## Goal
Pick out each line containing the string "Chat" and copy it.

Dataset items
════════════════════
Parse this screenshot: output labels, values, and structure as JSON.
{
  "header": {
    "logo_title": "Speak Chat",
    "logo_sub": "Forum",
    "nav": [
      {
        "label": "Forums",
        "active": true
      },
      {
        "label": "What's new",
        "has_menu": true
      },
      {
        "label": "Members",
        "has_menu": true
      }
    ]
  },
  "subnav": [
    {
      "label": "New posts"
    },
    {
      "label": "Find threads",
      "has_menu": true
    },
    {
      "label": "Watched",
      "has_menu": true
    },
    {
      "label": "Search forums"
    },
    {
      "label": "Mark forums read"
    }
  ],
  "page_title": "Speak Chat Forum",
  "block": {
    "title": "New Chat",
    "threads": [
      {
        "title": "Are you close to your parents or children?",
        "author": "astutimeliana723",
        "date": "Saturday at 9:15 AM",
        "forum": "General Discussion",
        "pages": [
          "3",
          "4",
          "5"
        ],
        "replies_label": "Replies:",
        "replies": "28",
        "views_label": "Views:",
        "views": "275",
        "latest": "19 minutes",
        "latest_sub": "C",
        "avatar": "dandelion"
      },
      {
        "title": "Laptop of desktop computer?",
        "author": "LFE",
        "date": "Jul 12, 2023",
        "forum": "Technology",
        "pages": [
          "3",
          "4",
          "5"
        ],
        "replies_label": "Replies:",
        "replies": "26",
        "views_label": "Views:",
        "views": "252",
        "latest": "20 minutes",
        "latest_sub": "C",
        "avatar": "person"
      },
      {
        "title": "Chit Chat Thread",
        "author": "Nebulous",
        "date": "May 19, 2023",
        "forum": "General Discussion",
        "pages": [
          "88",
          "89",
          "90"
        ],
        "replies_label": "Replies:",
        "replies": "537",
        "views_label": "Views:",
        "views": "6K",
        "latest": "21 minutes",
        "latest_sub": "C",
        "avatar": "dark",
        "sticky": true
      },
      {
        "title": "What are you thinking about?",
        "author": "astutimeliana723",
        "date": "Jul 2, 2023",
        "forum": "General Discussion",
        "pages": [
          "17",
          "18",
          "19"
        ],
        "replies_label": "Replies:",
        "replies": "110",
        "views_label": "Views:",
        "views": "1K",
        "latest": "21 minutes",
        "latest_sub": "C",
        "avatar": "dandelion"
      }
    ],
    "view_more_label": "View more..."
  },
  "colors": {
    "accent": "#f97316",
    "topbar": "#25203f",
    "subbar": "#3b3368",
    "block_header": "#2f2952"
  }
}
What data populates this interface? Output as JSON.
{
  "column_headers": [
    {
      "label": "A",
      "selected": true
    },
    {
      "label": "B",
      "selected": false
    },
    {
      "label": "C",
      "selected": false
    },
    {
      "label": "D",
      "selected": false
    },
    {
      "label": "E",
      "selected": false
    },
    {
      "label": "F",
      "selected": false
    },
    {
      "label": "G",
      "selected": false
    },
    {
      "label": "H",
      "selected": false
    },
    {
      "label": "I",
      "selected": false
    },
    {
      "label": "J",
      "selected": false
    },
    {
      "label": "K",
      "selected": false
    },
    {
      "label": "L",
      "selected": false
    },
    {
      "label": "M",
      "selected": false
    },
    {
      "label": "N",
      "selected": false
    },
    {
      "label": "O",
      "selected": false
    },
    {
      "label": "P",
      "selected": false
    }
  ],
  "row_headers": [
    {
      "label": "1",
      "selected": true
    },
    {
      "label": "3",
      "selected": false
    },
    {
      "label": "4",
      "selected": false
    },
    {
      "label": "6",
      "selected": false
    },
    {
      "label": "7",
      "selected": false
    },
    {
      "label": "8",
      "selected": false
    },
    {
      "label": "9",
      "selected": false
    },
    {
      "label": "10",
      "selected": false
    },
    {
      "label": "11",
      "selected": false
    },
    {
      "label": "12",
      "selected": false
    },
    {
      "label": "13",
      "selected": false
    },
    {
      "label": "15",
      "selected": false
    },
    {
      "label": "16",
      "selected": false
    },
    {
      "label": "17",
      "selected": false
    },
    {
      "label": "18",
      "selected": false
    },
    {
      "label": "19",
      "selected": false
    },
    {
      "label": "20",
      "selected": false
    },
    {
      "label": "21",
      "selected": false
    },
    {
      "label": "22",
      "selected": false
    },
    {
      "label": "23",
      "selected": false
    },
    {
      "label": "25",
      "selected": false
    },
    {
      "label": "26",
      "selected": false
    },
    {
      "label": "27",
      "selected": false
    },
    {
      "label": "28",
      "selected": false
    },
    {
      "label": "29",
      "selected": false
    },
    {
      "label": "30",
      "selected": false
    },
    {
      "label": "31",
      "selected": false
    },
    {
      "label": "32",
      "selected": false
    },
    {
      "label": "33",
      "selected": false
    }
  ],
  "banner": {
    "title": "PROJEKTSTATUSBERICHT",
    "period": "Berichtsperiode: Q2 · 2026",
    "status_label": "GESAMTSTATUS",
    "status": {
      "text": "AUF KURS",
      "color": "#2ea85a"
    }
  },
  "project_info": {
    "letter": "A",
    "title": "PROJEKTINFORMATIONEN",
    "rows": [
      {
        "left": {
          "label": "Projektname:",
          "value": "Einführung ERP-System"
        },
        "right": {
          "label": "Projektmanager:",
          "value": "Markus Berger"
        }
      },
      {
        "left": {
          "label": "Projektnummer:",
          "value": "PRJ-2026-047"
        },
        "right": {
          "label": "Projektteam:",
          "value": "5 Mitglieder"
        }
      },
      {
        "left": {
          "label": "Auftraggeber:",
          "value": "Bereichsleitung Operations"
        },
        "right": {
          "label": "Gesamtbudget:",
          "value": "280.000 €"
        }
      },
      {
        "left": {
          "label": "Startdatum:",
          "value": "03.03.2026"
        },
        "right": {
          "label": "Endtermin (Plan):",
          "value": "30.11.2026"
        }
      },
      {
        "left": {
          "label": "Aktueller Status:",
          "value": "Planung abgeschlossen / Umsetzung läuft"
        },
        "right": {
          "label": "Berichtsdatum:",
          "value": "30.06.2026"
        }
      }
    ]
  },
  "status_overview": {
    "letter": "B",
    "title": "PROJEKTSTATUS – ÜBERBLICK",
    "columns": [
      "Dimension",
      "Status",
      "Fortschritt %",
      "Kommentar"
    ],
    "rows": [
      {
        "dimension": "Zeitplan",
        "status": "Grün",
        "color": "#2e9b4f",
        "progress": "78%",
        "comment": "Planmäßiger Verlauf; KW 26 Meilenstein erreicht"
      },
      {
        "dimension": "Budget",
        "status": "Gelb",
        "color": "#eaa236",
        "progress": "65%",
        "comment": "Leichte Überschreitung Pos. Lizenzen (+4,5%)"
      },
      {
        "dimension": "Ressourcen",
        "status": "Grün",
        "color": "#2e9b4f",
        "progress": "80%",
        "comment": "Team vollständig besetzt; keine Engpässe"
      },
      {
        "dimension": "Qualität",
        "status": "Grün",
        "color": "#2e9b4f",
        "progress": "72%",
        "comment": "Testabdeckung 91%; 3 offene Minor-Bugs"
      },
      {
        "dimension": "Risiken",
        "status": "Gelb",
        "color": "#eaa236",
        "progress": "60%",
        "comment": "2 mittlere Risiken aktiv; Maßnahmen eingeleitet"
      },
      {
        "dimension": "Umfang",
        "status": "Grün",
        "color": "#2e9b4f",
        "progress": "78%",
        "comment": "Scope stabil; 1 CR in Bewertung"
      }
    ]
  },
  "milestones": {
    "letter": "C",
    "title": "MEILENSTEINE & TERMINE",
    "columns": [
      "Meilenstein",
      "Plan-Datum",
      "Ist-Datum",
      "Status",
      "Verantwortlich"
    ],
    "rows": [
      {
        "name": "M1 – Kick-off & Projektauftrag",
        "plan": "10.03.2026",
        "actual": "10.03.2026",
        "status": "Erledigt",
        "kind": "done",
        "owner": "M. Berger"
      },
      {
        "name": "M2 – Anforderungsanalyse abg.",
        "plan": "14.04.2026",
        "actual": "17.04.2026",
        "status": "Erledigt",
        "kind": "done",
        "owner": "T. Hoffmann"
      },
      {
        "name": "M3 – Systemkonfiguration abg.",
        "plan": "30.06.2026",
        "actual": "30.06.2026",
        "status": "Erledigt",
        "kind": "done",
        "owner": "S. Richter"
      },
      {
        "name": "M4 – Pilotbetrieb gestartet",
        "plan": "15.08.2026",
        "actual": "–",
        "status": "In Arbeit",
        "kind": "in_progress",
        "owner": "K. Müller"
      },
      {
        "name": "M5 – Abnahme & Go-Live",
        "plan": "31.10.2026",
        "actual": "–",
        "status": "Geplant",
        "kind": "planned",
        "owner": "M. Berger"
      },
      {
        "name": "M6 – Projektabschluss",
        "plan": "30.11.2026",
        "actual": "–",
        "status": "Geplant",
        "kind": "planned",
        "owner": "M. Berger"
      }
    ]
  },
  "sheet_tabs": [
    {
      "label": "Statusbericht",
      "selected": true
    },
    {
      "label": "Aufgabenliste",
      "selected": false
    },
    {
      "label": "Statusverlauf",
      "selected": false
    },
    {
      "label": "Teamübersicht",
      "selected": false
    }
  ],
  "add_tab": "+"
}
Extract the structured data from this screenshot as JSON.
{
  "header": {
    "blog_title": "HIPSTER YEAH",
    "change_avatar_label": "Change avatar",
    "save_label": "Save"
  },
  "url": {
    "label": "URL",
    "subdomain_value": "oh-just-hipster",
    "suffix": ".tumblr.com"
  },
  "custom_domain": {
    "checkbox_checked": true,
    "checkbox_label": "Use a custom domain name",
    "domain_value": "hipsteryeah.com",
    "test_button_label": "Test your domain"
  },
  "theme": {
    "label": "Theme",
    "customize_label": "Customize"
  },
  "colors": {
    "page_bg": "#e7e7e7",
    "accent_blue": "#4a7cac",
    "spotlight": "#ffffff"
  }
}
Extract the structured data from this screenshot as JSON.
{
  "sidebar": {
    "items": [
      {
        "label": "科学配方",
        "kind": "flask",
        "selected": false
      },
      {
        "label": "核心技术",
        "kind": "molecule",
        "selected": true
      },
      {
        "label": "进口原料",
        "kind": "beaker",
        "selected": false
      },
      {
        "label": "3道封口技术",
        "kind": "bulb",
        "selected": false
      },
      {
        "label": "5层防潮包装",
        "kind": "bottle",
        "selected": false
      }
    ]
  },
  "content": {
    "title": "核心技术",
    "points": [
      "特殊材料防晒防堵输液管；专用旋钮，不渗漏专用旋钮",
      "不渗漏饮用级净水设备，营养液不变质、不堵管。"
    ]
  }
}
════════════════════
## Exercise answer
    "logo_title": "Speak Chat",
  "page_title": "Speak Chat Forum",
    "title": "New Chat",
        "title": "Chit Chat Thread",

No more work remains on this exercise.